DESCRIPTION OF THE TASK — Find the word "fingerprint" in the data. Return every line where it appears.

SOURCE DATA —
————————
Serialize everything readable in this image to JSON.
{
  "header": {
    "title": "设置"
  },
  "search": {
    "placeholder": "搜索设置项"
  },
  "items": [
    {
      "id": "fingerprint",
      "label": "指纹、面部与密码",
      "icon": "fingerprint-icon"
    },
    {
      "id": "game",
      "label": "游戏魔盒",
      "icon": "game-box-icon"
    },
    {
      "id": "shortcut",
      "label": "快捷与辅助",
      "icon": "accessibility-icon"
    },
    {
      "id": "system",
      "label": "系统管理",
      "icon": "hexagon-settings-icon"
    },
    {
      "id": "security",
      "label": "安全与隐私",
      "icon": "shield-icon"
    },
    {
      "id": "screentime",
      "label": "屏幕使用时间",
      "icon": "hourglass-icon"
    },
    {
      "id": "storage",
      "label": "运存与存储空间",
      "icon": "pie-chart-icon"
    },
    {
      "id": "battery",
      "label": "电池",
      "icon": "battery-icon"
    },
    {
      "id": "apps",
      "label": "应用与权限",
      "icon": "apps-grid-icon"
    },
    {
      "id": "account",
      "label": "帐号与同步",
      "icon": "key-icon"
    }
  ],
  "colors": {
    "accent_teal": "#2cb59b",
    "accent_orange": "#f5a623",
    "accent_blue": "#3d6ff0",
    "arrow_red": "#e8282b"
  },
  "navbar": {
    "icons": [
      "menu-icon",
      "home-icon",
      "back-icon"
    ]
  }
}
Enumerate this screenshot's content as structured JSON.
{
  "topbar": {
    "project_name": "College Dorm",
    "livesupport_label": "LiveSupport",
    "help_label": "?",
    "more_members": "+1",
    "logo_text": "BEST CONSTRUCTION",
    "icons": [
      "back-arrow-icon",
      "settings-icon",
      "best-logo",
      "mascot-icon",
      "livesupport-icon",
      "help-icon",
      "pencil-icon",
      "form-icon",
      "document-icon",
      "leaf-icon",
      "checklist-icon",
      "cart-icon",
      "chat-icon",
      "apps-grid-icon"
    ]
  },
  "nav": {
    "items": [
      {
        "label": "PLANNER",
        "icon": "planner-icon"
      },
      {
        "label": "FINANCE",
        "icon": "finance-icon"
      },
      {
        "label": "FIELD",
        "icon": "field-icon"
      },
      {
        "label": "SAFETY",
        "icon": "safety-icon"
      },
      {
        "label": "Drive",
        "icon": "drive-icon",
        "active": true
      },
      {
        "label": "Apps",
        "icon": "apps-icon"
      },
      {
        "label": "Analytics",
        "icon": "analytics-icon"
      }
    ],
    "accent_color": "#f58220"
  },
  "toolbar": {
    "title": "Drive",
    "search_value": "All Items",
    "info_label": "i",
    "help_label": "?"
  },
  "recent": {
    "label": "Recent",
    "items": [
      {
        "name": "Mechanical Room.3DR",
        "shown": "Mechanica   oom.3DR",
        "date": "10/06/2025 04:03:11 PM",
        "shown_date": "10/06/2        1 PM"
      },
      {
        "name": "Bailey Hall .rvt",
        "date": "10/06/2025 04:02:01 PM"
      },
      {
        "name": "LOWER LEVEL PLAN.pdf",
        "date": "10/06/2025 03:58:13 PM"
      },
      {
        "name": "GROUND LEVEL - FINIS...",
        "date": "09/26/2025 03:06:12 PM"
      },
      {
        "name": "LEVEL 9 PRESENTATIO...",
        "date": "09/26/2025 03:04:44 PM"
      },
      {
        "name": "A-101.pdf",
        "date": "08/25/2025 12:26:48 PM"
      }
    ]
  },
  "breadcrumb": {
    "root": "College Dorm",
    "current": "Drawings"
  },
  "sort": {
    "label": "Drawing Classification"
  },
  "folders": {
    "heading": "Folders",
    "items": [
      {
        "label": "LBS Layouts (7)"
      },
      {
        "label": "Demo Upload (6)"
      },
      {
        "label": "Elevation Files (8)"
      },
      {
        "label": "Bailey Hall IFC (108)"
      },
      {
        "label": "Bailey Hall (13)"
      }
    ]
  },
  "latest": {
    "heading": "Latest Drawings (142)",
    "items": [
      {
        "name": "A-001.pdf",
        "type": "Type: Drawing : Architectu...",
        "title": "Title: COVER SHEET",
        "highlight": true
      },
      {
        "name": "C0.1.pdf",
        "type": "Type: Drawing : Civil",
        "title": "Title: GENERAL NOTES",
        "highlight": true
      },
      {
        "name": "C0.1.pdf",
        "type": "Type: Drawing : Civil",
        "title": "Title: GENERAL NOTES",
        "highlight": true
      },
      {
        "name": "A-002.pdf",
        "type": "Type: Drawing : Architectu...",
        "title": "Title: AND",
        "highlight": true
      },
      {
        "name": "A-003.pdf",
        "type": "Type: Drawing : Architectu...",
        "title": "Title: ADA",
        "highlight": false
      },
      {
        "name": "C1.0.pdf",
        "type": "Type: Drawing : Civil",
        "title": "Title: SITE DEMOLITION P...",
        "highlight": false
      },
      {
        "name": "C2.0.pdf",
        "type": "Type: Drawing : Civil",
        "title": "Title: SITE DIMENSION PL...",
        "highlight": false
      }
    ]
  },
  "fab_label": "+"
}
————————
FINISHED ANSWER —
      "id": "fingerprint",
      "icon": "fingerprint-icon"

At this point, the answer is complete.